> **INFORMATION SHOWN**

--- start ---

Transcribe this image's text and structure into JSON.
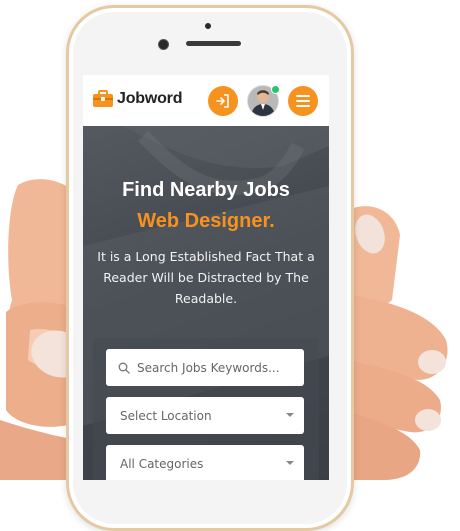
{
  "app": {
    "brand": "Jobword"
  },
  "hero": {
    "title": "Find Nearby Jobs",
    "subtitle": "Web Designer.",
    "description": "It is a Long Established Fact That a Reader Will be Distracted by The Readable."
  },
  "search": {
    "keywords_placeholder": "Search Jobs Keywords...",
    "location_value": "Select Location",
    "category_value": "All Categories"
  },
  "colors": {
    "accent": "#f7921e",
    "online": "#28c36a"
  },
  "icons": {
    "logo": "briefcase-icon",
    "login": "login-icon",
    "menu": "hamburger-icon",
    "search": "search-icon",
    "dropdown": "chevron-down-icon"
  }
}
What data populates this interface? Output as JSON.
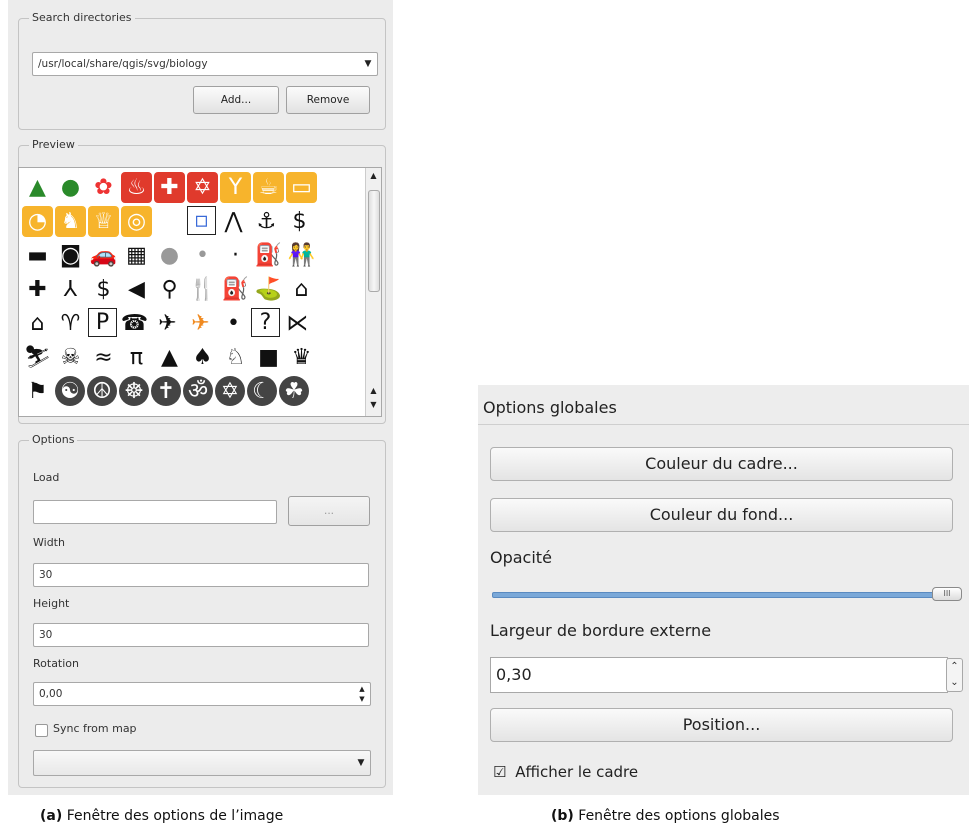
{
  "panel_a": {
    "search_group_title": "Search directories",
    "directory_value": "/usr/local/share/qgis/svg/biology",
    "add_label": "Add...",
    "remove_label": "Remove",
    "preview_group_title": "Preview",
    "preview_icons": [
      [
        {
          "g": "▲",
          "c": "#2a8a2a"
        },
        {
          "g": "●",
          "c": "#2a8a2a"
        },
        {
          "g": "✿",
          "c": "#e33"
        },
        {
          "g": "♨",
          "s": "red"
        },
        {
          "g": "✚",
          "s": "red"
        },
        {
          "g": "✡",
          "s": "red"
        },
        {
          "g": "Y",
          "s": "orange"
        },
        {
          "g": "☕",
          "s": "orange"
        },
        {
          "g": "▭",
          "s": "orange"
        }
      ],
      [
        {
          "g": "◔",
          "s": "orange"
        },
        {
          "g": "♞",
          "s": "orange"
        },
        {
          "g": "♕",
          "s": "orange"
        },
        {
          "g": "◎",
          "s": "orange"
        },
        {
          "g": ""
        },
        {
          "g": "▫",
          "c": "#3a6ad8",
          "b": "boxed"
        },
        {
          "g": "⋀"
        },
        {
          "g": "⚓"
        },
        {
          "g": "$"
        }
      ],
      [
        {
          "g": "▬"
        },
        {
          "g": "◙"
        },
        {
          "g": "🚗"
        },
        {
          "g": "▦"
        },
        {
          "g": "●",
          "c": "#999"
        },
        {
          "g": "•",
          "c": "#999"
        },
        {
          "g": "·"
        },
        {
          "g": "⛽"
        },
        {
          "g": "👫"
        }
      ],
      [
        {
          "g": "✚"
        },
        {
          "g": "⅄"
        },
        {
          "g": "$"
        },
        {
          "g": "◀"
        },
        {
          "g": "⚲"
        },
        {
          "g": "🍴"
        },
        {
          "g": "⛽"
        },
        {
          "g": "⛳"
        },
        {
          "g": "⌂"
        }
      ],
      [
        {
          "g": "⌂"
        },
        {
          "g": "♈"
        },
        {
          "g": "P",
          "b": "boxed"
        },
        {
          "g": "☎"
        },
        {
          "g": "✈"
        },
        {
          "g": "✈",
          "c": "#f08a20"
        },
        {
          "g": "•"
        },
        {
          "g": "?",
          "b": "boxed"
        },
        {
          "g": "⋉"
        }
      ],
      [
        {
          "g": "⛷"
        },
        {
          "g": "☠"
        },
        {
          "g": "≈"
        },
        {
          "g": "π"
        },
        {
          "g": "▲"
        },
        {
          "g": "♠"
        },
        {
          "g": "♘"
        },
        {
          "g": "■"
        },
        {
          "g": "♛"
        }
      ],
      [
        {
          "g": "⚑"
        },
        {
          "g": "☯",
          "s": "dark"
        },
        {
          "g": "☮",
          "s": "dark"
        },
        {
          "g": "☸",
          "s": "dark"
        },
        {
          "g": "✝",
          "s": "dark"
        },
        {
          "g": "ॐ",
          "s": "dark"
        },
        {
          "g": "✡",
          "s": "dark"
        },
        {
          "g": "☾",
          "s": "dark"
        },
        {
          "g": "☘",
          "s": "dark"
        }
      ]
    ],
    "options_group_title": "Options",
    "load_label": "Load",
    "load_value": "",
    "browse_label": "...",
    "width_label": "Width",
    "width_value": "30",
    "height_label": "Height",
    "height_value": "30",
    "rotation_label": "Rotation",
    "rotation_value": "0,00",
    "sync_label": "Sync from map",
    "sync_checked": false,
    "bottom_combo_value": ""
  },
  "panel_b": {
    "title": "Options globales",
    "frame_color_label": "Couleur du cadre...",
    "background_color_label": "Couleur du fond...",
    "opacity_label": "Opacité",
    "opacity_value": 1.0,
    "outer_border_label": "Largeur de bordure externe",
    "outer_border_value": "0,30",
    "position_label": "Position...",
    "show_frame_label": "Afficher le cadre",
    "show_frame_checked": true
  },
  "captions": {
    "a_prefix": "(a)",
    "a_text": "Fenêtre des options de l’image",
    "b_prefix": "(b)",
    "b_text": "Fenêtre des options globales"
  },
  "colors": {
    "panel_bg": "#ececec",
    "slider_blue": "#7aa8d8",
    "icon_red": "#e03a2c",
    "icon_orange": "#f7b42c"
  }
}
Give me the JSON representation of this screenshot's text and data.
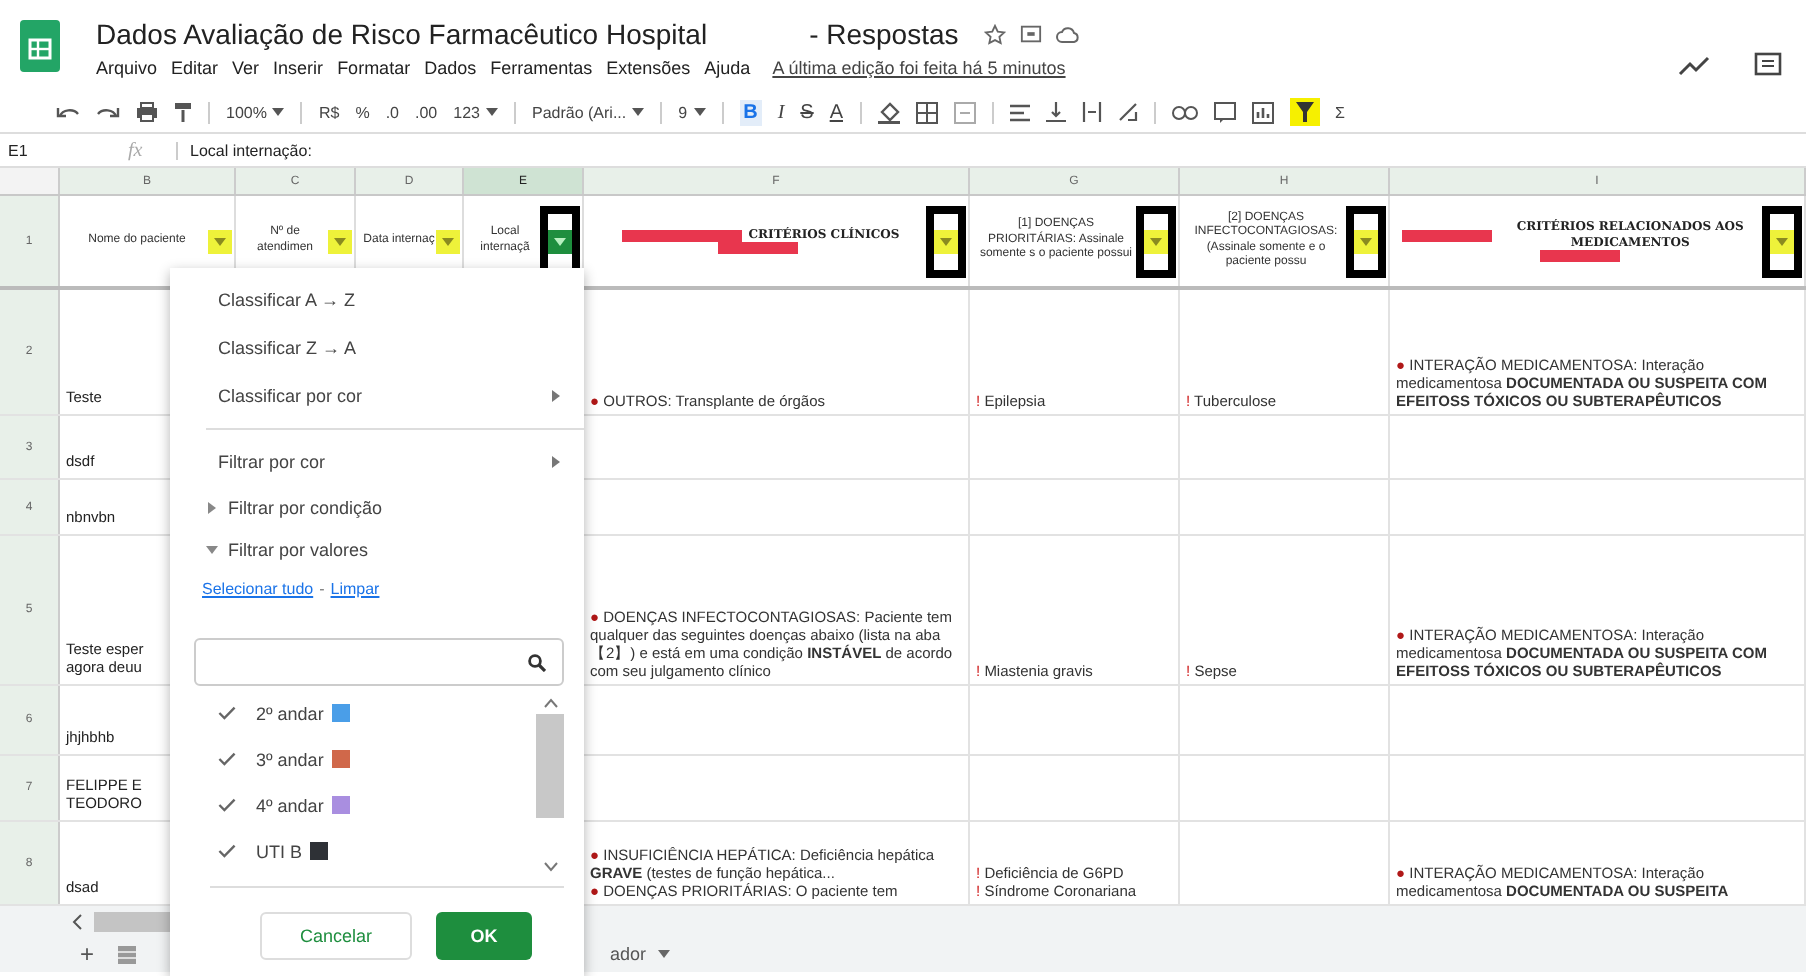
{
  "app": {
    "title": "Dados Avaliação de Risco Farmacêutico Hospital",
    "subtitle": "- Respostas",
    "menus": [
      "Arquivo",
      "Editar",
      "Ver",
      "Inserir",
      "Formatar",
      "Dados",
      "Ferramentas",
      "Extensões",
      "Ajuda"
    ],
    "last_edit": "A última edição foi feita há 5 minutos"
  },
  "toolbar": {
    "zoom": "100%",
    "currency": "R$",
    "percent": "%",
    "decrease_decimals": ".0",
    "increase_decimals": ".00",
    "number_format": "123",
    "font": "Padrão (Ari...",
    "font_size": "9",
    "bold": "B",
    "italic": "I",
    "strikethrough": "S",
    "text_color": "A",
    "functions": "Σ",
    "filter_on": true
  },
  "formula_bar": {
    "cell": "E1",
    "fx": "fx",
    "value": "Local internação:"
  },
  "columns": [
    {
      "letter": "B",
      "selected": false
    },
    {
      "letter": "C",
      "selected": false
    },
    {
      "letter": "D",
      "selected": false
    },
    {
      "letter": "E",
      "selected": true
    },
    {
      "letter": "F",
      "selected": false
    },
    {
      "letter": "G",
      "selected": false
    },
    {
      "letter": "H",
      "selected": false
    },
    {
      "letter": "I",
      "selected": false
    }
  ],
  "header_row": {
    "number": "1",
    "cells": [
      {
        "kind": "label",
        "text": "Nome do paciente",
        "filter_active": false,
        "outlined": false
      },
      {
        "kind": "label",
        "text": "Nº de atendimen",
        "filter_active": false,
        "outlined": false
      },
      {
        "kind": "label",
        "text": "Data internaç",
        "filter_active": false,
        "outlined": false
      },
      {
        "kind": "label",
        "text": "Local internaçã",
        "filter_active": true,
        "outlined": true
      },
      {
        "kind": "redacted_heading",
        "text": "CRITÉRIOS CLÍNICOS",
        "filter_active": false,
        "outlined": true
      },
      {
        "kind": "label",
        "text": "[1] DOENÇAS PRIORITÁRIAS: Assinale somente s o paciente possui",
        "filter_active": false,
        "outlined": true
      },
      {
        "kind": "label",
        "text": "[2] DOENÇAS INFECTOCONTAGIOSAS: (Assinale somente e o paciente possu",
        "filter_active": false,
        "outlined": true
      },
      {
        "kind": "redacted_heading",
        "text": "CRITÉRIOS RELACIONADOS AOS MEDICAMENTOS",
        "filter_active": false,
        "outlined": true
      }
    ]
  },
  "rows": [
    {
      "number": "2",
      "name": "Teste",
      "clinical": [
        {
          "mark": "●",
          "text": "OUTROS: Transplante de órgãos"
        }
      ],
      "priority": [
        {
          "mark": "!",
          "text": "Epilepsia"
        }
      ],
      "infectious": [
        {
          "mark": "!",
          "text": "Tuberculose"
        }
      ],
      "drug": [
        {
          "mark": "●",
          "text": "INTERAÇÃO MEDICAMENTOSA: Interação medicamentosa **DOCUMENTADA OU SUSPEITA COM EFEITOSS TÓXICOS OU SUBTERAPÊUTICOS**"
        }
      ]
    },
    {
      "number": "3",
      "name": "dsdf",
      "clinical": [],
      "priority": [],
      "infectious": [],
      "drug": []
    },
    {
      "number": "4",
      "name": "nbnvbn",
      "clinical": [],
      "priority": [],
      "infectious": [],
      "drug": []
    },
    {
      "number": "5",
      "name": "Teste esper agora deuu",
      "clinical": [
        {
          "mark": "●",
          "text": "DOENÇAS INFECTOCONTAGIOSAS: Paciente tem qualquer das seguintes doenças abaixo (lista na aba【2】) e está em uma condição **INSTÁVEL** de acordo com seu julgamento clínico"
        }
      ],
      "priority": [
        {
          "mark": "!",
          "text": "Miastenia gravis"
        }
      ],
      "infectious": [
        {
          "mark": "!",
          "text": "Sepse"
        }
      ],
      "drug": [
        {
          "mark": "●",
          "text": "INTERAÇÃO MEDICAMENTOSA: Interação medicamentosa **DOCUMENTADA OU SUSPEITA COM EFEITOSS TÓXICOS OU SUBTERAPÊUTICOS**"
        }
      ]
    },
    {
      "number": "6",
      "name": "jhjhbhb",
      "clinical": [],
      "priority": [],
      "infectious": [],
      "drug": []
    },
    {
      "number": "7",
      "name": "FELIPPE E TEODORO",
      "clinical": [],
      "priority": [],
      "infectious": [],
      "drug": []
    },
    {
      "number": "8",
      "name": "dsad",
      "clinical": [
        {
          "mark": "●",
          "text": "INSUFICIÊNCIA HEPÁTICA: Deficiência hepática **GRAVE** (testes de função hepática..."
        },
        {
          "mark": "●",
          "text": "DOENÇAS PRIORITÁRIAS: O paciente tem"
        }
      ],
      "priority": [
        {
          "mark": "!",
          "text": "Deficiência de G6PD"
        },
        {
          "mark": "!",
          "text": "Síndrome Coronariana"
        }
      ],
      "infectious": [],
      "drug": [
        {
          "mark": "●",
          "text": "INTERAÇÃO MEDICAMENTOSA: Interação medicamentosa **DOCUMENTADA OU SUSPEITA**"
        }
      ]
    }
  ],
  "sheet_tabs": {
    "add": "+",
    "tab": "ador"
  },
  "filter_menu": {
    "sort": [
      {
        "text": "Classificar A → Z",
        "submenu": false
      },
      {
        "text": "Classificar Z → A",
        "submenu": false
      },
      {
        "text": "Classificar por cor",
        "submenu": true
      }
    ],
    "filters": [
      {
        "text": "Filtrar por cor",
        "kind": "submenu"
      },
      {
        "text": "Filtrar por condição",
        "kind": "section",
        "expanded": false
      },
      {
        "text": "Filtrar por valores",
        "kind": "section",
        "expanded": true
      }
    ],
    "select_all": "Selecionar tudo",
    "separator": "-",
    "clear": "Limpar",
    "values": [
      {
        "text": "2º andar",
        "checked": true,
        "color": "#4a9ee8"
      },
      {
        "text": "3º andar",
        "checked": true,
        "color": "#d0684a"
      },
      {
        "text": "4º andar",
        "checked": true,
        "color": "#a98ee0"
      },
      {
        "text": "UTI B",
        "checked": true,
        "color": "#2e3136"
      }
    ],
    "cancel": "Cancelar",
    "ok": "OK"
  }
}
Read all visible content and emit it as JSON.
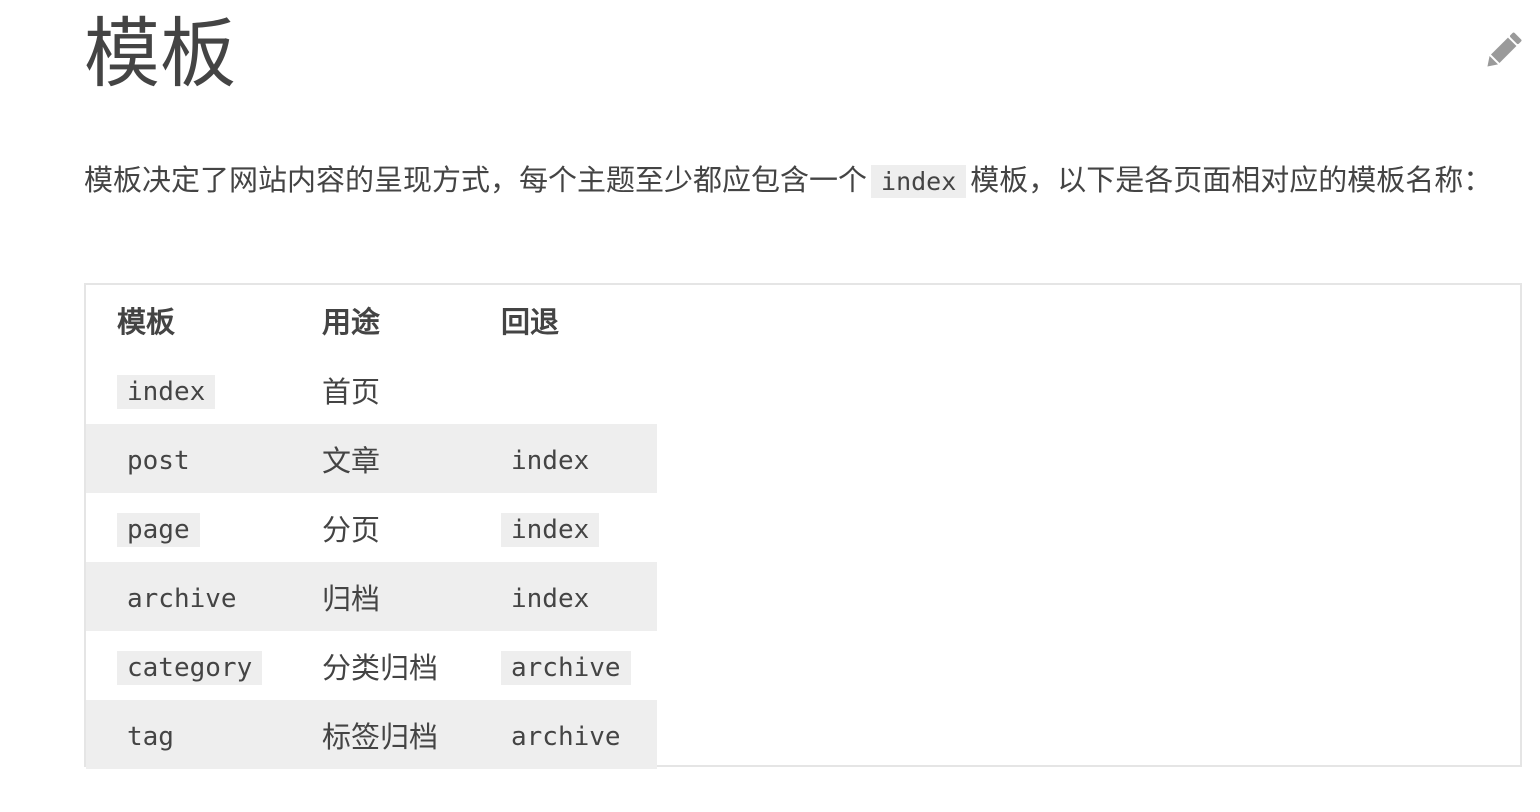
{
  "page": {
    "title": "模板",
    "edit_icon": "pencil-icon"
  },
  "intro": {
    "before": "模板决定了网站内容的呈现方式，每个主题至少都应包含一个",
    "code": "index",
    "after": "模板，以下是各页面相对应的模板名称："
  },
  "table": {
    "headers": [
      "模板",
      "用途",
      "回退"
    ],
    "rows": [
      {
        "template": "index",
        "usage": "首页",
        "fallback": ""
      },
      {
        "template": "post",
        "usage": "文章",
        "fallback": "index"
      },
      {
        "template": "page",
        "usage": "分页",
        "fallback": "index"
      },
      {
        "template": "archive",
        "usage": "归档",
        "fallback": "index"
      },
      {
        "template": "category",
        "usage": "分类归档",
        "fallback": "archive"
      },
      {
        "template": "tag",
        "usage": "标签归档",
        "fallback": "archive"
      }
    ]
  }
}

--- end ---

> **YOUR TASK**
List all lines holding the string "andar".

> **PROBLEM SOLUTION**
        "text": "2º andar",
        "text": "3º andar",
        "text": "4º andar",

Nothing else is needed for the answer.